WHAT NEEDS TO BE DONE: Tell how many lines in these records contain the string "района", with only the number as the reply.

::::

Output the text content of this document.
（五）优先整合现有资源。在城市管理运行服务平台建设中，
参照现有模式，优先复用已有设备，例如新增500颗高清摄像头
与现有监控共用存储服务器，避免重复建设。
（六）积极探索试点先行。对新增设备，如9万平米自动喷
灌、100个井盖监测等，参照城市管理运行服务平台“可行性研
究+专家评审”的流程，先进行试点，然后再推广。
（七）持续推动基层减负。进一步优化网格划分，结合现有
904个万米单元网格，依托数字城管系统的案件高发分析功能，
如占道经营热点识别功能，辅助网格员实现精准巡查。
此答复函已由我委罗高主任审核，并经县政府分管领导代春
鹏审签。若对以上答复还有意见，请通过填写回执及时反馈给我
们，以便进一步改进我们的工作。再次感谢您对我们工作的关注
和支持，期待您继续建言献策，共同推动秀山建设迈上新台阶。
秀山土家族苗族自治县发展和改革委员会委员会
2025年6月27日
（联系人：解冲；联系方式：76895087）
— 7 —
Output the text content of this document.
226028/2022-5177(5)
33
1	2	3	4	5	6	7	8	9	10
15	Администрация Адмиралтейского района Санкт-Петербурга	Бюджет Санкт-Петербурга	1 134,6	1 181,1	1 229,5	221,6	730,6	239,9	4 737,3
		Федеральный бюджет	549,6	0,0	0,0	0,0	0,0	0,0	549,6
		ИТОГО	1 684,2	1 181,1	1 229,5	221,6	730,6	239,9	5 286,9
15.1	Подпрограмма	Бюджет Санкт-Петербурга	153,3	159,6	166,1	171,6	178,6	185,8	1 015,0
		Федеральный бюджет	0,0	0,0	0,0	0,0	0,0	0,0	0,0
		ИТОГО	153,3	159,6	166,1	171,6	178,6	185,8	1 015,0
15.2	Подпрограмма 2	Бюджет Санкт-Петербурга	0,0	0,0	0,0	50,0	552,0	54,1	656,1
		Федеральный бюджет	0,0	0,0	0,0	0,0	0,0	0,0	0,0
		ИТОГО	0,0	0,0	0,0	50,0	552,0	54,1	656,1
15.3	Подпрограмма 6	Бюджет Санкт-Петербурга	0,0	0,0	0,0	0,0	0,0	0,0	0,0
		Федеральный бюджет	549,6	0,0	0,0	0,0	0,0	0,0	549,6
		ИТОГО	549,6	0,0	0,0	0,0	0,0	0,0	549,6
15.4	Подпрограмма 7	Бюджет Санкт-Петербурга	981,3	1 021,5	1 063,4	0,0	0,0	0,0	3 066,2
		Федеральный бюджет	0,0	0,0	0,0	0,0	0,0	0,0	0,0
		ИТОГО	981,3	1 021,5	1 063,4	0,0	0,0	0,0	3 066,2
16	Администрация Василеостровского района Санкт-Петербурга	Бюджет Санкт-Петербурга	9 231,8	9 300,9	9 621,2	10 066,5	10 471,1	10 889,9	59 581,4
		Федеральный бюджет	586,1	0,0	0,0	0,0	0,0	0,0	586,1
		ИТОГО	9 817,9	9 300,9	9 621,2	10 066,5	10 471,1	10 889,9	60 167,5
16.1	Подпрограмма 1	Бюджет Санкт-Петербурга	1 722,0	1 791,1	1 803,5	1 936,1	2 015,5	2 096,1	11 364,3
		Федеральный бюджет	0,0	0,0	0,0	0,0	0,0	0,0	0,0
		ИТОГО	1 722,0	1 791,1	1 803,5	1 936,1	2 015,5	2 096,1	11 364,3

::::

SOLUTION BELOW: 2